OBJECTIVE — State how many lines in the listing below include the word "analytical". Give nothing but the number.

%%

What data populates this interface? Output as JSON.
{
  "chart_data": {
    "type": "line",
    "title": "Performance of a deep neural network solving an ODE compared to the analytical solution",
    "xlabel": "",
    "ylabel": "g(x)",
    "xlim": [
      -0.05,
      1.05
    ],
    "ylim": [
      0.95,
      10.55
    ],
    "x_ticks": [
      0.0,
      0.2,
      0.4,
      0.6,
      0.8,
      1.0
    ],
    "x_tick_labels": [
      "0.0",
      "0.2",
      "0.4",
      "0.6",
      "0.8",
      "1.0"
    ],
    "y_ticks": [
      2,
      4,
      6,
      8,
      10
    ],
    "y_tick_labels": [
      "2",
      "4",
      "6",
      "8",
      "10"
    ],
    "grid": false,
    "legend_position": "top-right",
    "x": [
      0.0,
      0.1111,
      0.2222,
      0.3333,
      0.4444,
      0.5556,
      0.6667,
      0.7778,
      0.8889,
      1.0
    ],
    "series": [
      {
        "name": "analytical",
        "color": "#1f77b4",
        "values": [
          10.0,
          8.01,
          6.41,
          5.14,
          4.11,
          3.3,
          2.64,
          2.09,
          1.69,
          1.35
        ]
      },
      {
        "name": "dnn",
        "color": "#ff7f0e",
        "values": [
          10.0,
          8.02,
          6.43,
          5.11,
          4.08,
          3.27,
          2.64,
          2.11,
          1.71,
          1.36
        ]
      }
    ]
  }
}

%%
%%

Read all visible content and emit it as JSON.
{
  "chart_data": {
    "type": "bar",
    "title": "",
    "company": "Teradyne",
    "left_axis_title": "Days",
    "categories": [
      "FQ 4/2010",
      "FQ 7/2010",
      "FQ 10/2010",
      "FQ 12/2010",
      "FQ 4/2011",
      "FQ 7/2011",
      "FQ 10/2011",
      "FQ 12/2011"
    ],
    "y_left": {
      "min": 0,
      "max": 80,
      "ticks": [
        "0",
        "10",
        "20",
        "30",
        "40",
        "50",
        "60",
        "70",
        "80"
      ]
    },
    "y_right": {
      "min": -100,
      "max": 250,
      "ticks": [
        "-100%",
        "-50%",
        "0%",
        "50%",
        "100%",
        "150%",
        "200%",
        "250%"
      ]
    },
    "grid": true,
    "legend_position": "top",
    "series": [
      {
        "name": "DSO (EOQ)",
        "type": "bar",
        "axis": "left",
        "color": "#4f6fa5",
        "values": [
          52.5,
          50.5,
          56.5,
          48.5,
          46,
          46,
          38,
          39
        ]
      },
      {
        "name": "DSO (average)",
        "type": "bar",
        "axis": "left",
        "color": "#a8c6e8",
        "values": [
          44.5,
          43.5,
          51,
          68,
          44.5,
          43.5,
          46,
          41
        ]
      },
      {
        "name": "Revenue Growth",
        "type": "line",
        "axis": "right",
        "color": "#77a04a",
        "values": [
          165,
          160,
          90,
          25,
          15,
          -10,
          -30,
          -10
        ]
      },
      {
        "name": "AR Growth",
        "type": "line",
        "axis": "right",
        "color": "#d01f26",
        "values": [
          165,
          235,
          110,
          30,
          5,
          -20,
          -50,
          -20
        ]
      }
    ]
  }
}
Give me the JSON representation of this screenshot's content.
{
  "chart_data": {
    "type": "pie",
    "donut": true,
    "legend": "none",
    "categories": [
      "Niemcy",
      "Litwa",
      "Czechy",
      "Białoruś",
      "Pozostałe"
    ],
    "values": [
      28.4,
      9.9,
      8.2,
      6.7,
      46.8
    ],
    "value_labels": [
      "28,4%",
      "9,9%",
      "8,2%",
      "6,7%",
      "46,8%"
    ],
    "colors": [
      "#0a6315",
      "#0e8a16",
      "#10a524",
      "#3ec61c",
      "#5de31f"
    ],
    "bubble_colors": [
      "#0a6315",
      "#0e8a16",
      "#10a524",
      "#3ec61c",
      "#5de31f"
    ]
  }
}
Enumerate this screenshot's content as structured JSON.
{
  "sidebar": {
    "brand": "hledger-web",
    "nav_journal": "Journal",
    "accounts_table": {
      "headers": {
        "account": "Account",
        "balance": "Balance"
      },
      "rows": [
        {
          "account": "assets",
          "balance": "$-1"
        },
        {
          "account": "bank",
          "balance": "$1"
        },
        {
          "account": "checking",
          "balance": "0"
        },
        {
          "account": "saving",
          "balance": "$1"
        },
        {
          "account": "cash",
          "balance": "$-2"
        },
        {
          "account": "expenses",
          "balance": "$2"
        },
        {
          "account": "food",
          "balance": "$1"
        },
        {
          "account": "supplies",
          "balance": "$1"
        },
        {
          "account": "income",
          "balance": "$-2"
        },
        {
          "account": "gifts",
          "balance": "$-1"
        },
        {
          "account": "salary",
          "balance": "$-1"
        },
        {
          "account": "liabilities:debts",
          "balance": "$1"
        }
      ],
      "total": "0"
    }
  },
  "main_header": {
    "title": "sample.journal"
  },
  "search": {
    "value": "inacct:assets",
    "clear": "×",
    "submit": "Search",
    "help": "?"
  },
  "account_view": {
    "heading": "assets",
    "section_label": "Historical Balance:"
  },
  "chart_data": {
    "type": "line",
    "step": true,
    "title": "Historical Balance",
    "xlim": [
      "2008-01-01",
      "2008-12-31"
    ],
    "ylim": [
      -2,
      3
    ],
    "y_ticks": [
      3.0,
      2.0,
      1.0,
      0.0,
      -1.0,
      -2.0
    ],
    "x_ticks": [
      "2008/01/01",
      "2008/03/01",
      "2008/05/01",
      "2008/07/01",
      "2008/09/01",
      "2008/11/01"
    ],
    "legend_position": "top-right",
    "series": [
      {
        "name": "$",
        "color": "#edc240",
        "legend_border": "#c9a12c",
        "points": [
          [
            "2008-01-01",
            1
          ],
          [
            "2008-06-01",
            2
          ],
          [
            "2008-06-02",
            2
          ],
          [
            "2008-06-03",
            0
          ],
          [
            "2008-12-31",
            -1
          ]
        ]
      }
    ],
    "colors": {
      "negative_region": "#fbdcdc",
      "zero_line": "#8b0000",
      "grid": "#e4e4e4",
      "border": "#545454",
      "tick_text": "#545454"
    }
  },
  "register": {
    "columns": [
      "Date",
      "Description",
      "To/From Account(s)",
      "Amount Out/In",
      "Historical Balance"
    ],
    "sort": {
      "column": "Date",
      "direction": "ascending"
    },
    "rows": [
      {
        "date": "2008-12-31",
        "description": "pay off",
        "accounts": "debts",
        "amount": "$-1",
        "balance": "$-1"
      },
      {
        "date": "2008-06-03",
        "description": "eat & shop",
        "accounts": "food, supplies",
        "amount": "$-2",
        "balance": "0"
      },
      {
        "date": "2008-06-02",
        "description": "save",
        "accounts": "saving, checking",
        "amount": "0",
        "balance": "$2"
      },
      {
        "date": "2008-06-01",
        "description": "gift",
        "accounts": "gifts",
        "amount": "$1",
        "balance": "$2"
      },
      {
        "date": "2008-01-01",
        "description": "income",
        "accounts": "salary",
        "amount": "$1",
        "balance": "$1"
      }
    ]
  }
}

%%

ANSWER TO THIS EXERCISE — 2